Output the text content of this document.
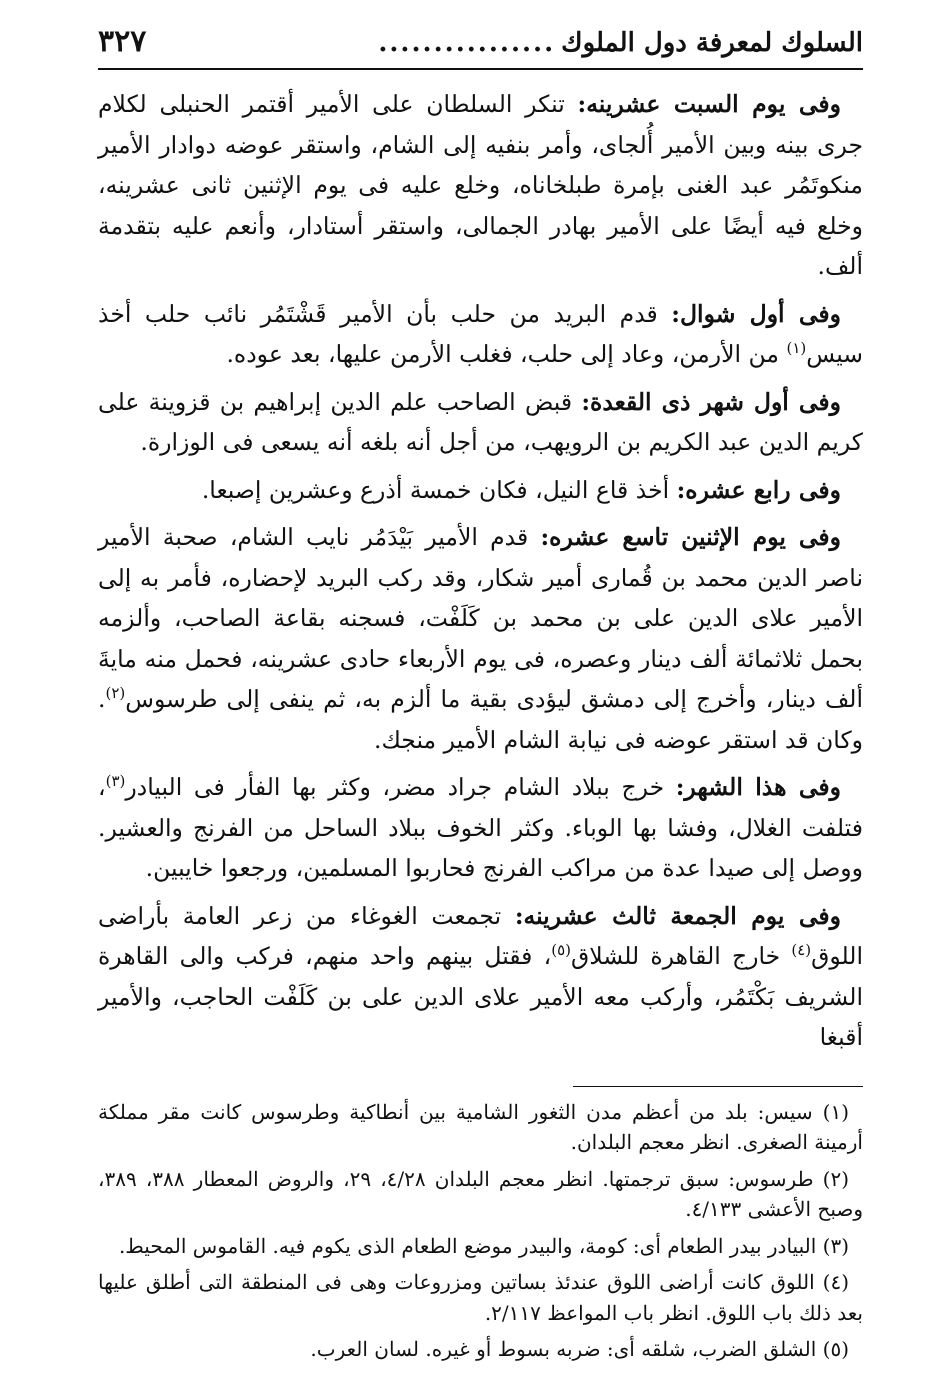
السلوك لمعرفة دول الملوك
................
٣٢٧

وفى يوم السبت عشرينه: تنكر السلطان على الأمير أقتمر الحنبلى لكلام جرى بينه وبين الأمير أُلجاى، وأمر بنفيه إلى الشام، واستقر عوضه دوادار الأمير منكوتَمُر عبد الغنى بإمرة طبلخاناه، وخلع عليه فى يوم الإثنين ثانى عشرينه، وخلع فيه أيضًا على الأمير بهادر الجمالى، واستقر أستادار، وأنعم عليه بتقدمة ألف.

وفى أول شوال: قدم البريد من حلب بأن الأمير قَشْتَمُر نائب حلب أخذ سيس$^{(١)}$ من الأرمن، وعاد إلى حلب، فغلب الأرمن عليها، بعد عوده.

وفى أول شهر ذى القعدة: قبض الصاحب علم الدين إبراهيم بن قزوينة على كريم الدين عبد الكريم بن الرويهب، من أجل أنه بلغه أنه يسعى فى الوزارة.

وفى رابع عشره: أخذ قاع النيل، فكان خمسة أذرع وعشرين إصبعا.

وفى يوم الإثنين تاسع عشره: قدم الأمير بَيْدَمُر نايب الشام، صحبة الأمير ناصر الدين محمد بن قُمارى أمير شكار، وقد ركب البريد لإحضاره، فأمر به إلى الأمير علاى الدين على بن محمد بن كَلَفْت، فسجنه بقاعة الصاحب، وألزمه بحمل ثلاثمائة ألف دينار وعصره، فى يوم الأربعاء حادى عشرينه، فحمل منه مايةَ ألف دينار، وأخرج إلى دمشق ليؤدى بقية ما ألزم به، ثم ينفى إلى طرسوس$^{(٢)}$. وكان قد استقر عوضه فى نيابة الشام الأمير منجك.

وفى هذا الشهر: خرج ببلاد الشام جراد مضر، وكثر بها الفأر فى البيادر$^{(٣)}$، فتلفت الغلال، وفشا بها الوباء. وكثر الخوف ببلاد الساحل من الفرنج والعشير. ووصل إلى صيدا عدة من مراكب الفرنج فحاربوا المسلمين، ورجعوا خايبين.

وفى يوم الجمعة ثالث عشرينه: تجمعت الغوغاء من زعر العامة بأراضى اللوق$^{(٤)}$ خارج القاهرة للشلاق$^{(٥)}$، فقتل بينهم واحد منهم، فركب والى القاهرة الشريف بَكْتَمُر، وأركب معه الأمير علاى الدين على بن كَلَفْت الحاجب، والأمير أقبغا

(١) سيس: بلد من أعظم مدن الثغور الشامية بين أنطاكية وطرسوس كانت مقر مملكة أرمينة الصغرى. انظر معجم البلدان.

(٢) طرسوس: سبق ترجمتها. انظر معجم البلدان ٤/٢٨، ٢٩، والروض المعطار ٣٨٨، ٣٨٩، وصبح الأعشى ٤/١٣٣.

(٣) البيادر بيدر الطعام أى: كومة، والبيدر موضع الطعام الذى يكوم فيه. القاموس المحيط.

(٤) اللوق كانت أراضى اللوق عندئذ بساتين ومزروعات وهى فى المنطقة التى أطلق عليها بعد ذلك باب اللوق. انظر باب المواعظ ٢/١١٧.

(٥) الشلق الضرب، شلقه أى: ضربه بسوط أو غيره. لسان العرب.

**WRITTEN TASK**
The required answer is a single number: the count of lines in the entries that hold the string "البلدان".

**SOLUTION BELOW**
2